== Data for this exercise ==
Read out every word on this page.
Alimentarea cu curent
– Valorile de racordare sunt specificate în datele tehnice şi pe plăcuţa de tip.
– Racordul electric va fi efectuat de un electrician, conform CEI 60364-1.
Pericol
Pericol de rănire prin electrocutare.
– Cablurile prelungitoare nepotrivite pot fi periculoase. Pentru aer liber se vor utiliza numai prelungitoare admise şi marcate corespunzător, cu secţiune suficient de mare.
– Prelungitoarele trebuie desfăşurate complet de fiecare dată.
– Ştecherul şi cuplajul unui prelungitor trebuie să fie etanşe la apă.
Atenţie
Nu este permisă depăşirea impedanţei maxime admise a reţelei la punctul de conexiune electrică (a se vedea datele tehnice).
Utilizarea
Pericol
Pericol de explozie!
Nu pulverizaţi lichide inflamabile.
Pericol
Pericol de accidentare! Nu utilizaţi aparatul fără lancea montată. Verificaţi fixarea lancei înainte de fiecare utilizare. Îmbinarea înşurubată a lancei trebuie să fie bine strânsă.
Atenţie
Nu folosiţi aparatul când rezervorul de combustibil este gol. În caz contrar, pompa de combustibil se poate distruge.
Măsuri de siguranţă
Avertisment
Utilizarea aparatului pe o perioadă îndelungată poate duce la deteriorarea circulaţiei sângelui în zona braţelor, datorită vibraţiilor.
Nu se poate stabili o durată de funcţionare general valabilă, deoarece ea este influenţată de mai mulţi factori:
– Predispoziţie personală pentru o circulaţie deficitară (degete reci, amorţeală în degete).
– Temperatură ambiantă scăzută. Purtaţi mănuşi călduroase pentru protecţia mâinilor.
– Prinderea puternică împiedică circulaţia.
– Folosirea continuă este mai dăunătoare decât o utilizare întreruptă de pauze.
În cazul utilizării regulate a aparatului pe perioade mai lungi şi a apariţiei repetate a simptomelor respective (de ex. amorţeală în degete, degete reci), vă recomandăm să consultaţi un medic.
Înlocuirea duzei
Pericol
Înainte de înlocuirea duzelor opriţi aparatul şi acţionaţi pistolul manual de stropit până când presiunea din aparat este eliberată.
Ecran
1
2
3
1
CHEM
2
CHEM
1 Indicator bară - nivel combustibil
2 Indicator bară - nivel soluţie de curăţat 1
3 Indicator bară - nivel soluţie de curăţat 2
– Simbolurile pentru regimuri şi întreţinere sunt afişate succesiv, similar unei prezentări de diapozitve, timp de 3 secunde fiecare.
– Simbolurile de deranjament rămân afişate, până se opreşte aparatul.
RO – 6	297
===
To do -> Repeat all of the entries exactly.

Solution to the exercise ->
Read out every word on this page.
Alimentarea cu curent
– Valorile de racordare sunt specificate în datele tehnice şi pe plăcuţa de tip.
– Racordul electric va fi efectuat de un electrician, conform CEI 60364-1.
Pericol
Pericol de rănire prin electrocutare.
– Cablurile prelungitoare nepotrivite pot fi periculoase. Pentru aer liber se vor utiliza numai prelungitoare admise şi marcate corespunzător, cu secţiune suficient de mare.
– Prelungitoarele trebuie desfăşurate complet de fiecare dată.
– Ştecherul şi cuplajul unui prelungitor trebuie să fie etanşe la apă.
Atenţie
Nu este permisă depăşirea impedanţei maxime admise a reţelei la punctul de conexiune electrică (a se vedea datele tehnice).
Utilizarea
Pericol
Pericol de explozie!
Nu pulverizaţi lichide inflamabile.
Pericol
Pericol de accidentare! Nu utilizaţi aparatul fără lancea montată. Verificaţi fixarea lancei înainte de fiecare utilizare. Îmbinarea înşurubată a lancei trebuie să fie bine strânsă.
Atenţie
Nu folosiţi aparatul când rezervorul de combustibil este gol. În caz contrar, pompa de combustibil se poate distruge.
Măsuri de siguranţă
Avertisment
Utilizarea aparatului pe o perioadă îndelungată poate duce la deteriorarea circulaţiei sângelui în zona braţelor, datorită vibraţiilor.
Nu se poate stabili o durată de funcţionare general valabilă, deoarece ea este influenţată de mai mulţi factori:
– Predispoziţie personală pentru o circulaţie deficitară (degete reci, amorţeală în degete).
– Temperatură ambiantă scăzută. Purtaţi mănuşi călduroase pentru protecţia mâinilor.
– Prinderea puternică împiedică circulaţia.
– Folosirea continuă este mai dăunătoare decât o utilizare întreruptă de pauze.
În cazul utilizării regulate a aparatului pe perioade mai lungi şi a apariţiei repetate a simptomelor respective (de ex. amorţeală în degete, degete reci), vă recomandăm să consultaţi un medic.
Înlocuirea duzei
Pericol
Înainte de înlocuirea duzelor opriţi aparatul şi acţionaţi pistolul manual de stropit până când presiunea din aparat este eliberată.
Ecran
1
2
3
1
CHEM
2
CHEM
1 Indicator bară - nivel combustibil
2 Indicator bară - nivel soluţie de curăţat 1
3 Indicator bară - nivel soluţie de curăţat 2
– Simbolurile pentru regimuri şi întreţinere sunt afişate succesiv, similar unei prezentări de diapozitve, timp de 3 secunde fiecare.
– Simbolurile de deranjament rămân afişate, până se opreşte aparatul.
RO – 6	297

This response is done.